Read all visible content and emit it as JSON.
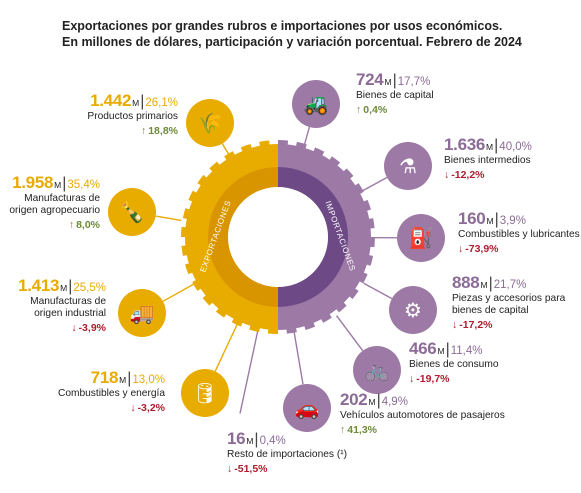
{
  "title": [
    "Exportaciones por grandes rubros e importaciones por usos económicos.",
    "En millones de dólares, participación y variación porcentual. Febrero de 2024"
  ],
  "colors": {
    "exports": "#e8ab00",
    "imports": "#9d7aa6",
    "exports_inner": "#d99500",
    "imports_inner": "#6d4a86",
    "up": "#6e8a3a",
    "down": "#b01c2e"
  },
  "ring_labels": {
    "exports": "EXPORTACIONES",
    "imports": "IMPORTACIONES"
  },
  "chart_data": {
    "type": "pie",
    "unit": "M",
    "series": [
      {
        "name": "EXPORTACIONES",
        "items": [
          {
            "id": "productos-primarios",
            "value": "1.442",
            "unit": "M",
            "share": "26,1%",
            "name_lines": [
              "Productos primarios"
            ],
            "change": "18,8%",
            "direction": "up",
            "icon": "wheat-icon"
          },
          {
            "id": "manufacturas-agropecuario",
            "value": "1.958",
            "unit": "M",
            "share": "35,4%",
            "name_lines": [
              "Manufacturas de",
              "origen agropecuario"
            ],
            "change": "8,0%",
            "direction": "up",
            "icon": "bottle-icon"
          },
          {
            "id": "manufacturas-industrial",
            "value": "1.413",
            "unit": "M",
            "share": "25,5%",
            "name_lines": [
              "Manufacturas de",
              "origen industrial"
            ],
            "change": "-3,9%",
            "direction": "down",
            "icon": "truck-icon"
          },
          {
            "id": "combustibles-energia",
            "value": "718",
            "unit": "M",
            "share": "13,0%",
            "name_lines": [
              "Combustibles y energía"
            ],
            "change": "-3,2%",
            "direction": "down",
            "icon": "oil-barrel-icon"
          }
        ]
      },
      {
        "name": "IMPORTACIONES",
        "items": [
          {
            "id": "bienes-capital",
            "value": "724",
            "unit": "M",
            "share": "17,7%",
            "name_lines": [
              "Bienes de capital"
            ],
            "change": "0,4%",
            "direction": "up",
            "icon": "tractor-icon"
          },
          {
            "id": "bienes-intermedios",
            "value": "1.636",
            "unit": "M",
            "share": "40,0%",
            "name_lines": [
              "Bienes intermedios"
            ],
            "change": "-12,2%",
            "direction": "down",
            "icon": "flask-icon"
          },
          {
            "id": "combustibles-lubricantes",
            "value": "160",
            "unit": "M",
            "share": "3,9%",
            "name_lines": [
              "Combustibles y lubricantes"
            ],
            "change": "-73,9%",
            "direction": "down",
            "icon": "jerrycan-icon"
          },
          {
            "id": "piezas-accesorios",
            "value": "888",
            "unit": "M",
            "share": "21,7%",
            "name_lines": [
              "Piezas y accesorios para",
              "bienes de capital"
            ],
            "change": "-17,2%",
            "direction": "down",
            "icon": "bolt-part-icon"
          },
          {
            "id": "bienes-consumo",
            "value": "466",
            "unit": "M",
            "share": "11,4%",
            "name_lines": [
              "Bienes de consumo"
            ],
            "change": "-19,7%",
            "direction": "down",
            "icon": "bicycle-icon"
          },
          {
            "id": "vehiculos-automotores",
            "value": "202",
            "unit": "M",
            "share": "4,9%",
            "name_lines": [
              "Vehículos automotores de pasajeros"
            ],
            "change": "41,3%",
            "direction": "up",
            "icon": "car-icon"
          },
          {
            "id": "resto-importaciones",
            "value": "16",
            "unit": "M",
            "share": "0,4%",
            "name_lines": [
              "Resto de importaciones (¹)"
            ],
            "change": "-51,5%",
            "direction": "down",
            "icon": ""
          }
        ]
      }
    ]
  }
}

------------------------------------

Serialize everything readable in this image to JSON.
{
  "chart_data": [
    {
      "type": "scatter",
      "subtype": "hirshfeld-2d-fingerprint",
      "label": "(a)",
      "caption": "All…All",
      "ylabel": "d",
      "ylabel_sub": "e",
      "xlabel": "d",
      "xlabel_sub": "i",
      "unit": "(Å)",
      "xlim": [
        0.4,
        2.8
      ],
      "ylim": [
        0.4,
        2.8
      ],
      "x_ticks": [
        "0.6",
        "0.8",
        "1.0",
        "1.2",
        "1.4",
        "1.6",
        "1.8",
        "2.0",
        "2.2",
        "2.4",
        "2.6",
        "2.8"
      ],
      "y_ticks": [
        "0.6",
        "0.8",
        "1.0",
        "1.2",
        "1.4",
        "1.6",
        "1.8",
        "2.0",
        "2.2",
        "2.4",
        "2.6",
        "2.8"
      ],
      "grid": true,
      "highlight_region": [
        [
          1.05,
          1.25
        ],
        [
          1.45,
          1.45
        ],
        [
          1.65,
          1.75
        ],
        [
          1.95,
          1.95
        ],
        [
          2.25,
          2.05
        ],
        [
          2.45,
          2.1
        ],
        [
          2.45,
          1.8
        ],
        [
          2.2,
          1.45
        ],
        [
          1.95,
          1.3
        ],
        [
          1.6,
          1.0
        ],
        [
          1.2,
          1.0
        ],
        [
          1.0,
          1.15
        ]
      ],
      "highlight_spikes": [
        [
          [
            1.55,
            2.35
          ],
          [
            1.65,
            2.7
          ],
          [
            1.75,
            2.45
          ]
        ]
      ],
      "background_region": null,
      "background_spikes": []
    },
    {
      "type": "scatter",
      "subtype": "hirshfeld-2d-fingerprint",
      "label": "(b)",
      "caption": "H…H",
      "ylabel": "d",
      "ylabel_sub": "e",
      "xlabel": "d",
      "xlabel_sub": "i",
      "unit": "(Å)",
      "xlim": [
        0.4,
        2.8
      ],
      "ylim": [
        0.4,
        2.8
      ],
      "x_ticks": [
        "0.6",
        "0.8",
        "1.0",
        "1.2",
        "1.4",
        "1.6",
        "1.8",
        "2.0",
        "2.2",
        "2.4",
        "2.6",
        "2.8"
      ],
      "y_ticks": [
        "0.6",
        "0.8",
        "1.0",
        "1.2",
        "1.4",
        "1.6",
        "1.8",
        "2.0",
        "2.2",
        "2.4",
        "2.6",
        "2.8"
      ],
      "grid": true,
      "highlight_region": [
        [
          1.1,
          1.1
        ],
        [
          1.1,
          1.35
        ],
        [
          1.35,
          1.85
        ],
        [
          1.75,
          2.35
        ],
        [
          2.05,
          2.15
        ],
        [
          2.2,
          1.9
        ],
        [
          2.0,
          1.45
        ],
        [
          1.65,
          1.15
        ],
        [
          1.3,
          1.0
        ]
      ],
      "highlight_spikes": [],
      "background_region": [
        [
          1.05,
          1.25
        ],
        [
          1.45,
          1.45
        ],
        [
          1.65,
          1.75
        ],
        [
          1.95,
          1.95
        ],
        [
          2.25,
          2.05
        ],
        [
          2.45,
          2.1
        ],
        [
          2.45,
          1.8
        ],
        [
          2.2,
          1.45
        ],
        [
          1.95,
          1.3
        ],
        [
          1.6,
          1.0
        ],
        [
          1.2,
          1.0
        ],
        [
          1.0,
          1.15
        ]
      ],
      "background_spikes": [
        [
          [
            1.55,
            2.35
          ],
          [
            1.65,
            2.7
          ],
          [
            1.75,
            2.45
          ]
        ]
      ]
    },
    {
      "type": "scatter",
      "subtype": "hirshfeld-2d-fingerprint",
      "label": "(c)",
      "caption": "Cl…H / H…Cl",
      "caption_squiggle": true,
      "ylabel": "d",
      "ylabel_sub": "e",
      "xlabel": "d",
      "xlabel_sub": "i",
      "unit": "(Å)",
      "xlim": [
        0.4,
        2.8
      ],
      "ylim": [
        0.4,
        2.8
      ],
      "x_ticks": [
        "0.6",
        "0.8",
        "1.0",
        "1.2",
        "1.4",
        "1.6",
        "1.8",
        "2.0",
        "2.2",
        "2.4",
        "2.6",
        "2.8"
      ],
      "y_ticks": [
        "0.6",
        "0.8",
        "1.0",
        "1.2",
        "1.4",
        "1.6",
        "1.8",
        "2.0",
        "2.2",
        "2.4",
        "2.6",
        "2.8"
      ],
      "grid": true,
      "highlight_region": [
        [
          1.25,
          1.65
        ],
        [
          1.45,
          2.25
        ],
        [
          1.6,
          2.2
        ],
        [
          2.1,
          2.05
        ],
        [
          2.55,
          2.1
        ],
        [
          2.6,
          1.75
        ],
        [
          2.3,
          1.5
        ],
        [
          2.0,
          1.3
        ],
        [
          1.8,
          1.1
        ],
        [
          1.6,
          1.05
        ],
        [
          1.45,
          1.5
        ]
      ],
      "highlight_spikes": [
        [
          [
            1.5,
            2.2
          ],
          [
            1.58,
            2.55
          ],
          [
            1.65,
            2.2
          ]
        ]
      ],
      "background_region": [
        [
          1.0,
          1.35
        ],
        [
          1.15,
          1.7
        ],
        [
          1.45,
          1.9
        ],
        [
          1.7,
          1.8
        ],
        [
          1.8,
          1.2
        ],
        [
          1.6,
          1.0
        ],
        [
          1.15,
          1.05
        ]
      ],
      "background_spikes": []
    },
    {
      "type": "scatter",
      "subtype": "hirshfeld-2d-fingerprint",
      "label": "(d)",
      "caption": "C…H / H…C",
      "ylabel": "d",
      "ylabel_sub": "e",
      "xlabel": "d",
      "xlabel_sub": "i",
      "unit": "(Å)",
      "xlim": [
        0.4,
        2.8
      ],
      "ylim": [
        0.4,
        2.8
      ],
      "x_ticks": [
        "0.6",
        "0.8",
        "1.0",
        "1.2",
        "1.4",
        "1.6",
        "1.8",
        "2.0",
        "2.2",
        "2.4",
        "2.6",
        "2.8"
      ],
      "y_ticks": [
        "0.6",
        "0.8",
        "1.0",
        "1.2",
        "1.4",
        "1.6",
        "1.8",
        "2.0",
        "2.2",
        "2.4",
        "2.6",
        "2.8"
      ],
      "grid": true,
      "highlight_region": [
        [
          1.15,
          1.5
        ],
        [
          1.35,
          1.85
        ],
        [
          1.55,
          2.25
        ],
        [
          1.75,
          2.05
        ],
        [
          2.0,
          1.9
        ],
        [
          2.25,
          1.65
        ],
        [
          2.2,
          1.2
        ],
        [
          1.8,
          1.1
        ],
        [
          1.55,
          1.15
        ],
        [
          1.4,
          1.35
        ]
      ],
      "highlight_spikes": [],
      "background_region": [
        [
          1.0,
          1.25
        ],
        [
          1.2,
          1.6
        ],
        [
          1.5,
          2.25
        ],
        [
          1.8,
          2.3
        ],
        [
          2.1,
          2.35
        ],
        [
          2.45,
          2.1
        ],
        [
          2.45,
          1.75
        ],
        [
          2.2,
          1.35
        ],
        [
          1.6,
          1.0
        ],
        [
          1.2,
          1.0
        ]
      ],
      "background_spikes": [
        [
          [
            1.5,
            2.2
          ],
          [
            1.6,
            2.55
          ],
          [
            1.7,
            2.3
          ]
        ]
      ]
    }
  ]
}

------------------------------------

▶ WRITTEN TASK:
Scan the lines for the string "agropecuario". Copy out each line that matches.

▶ TASK ANSWER:
            "id": "manufacturas-agropecuario",
              "origen agropecuario"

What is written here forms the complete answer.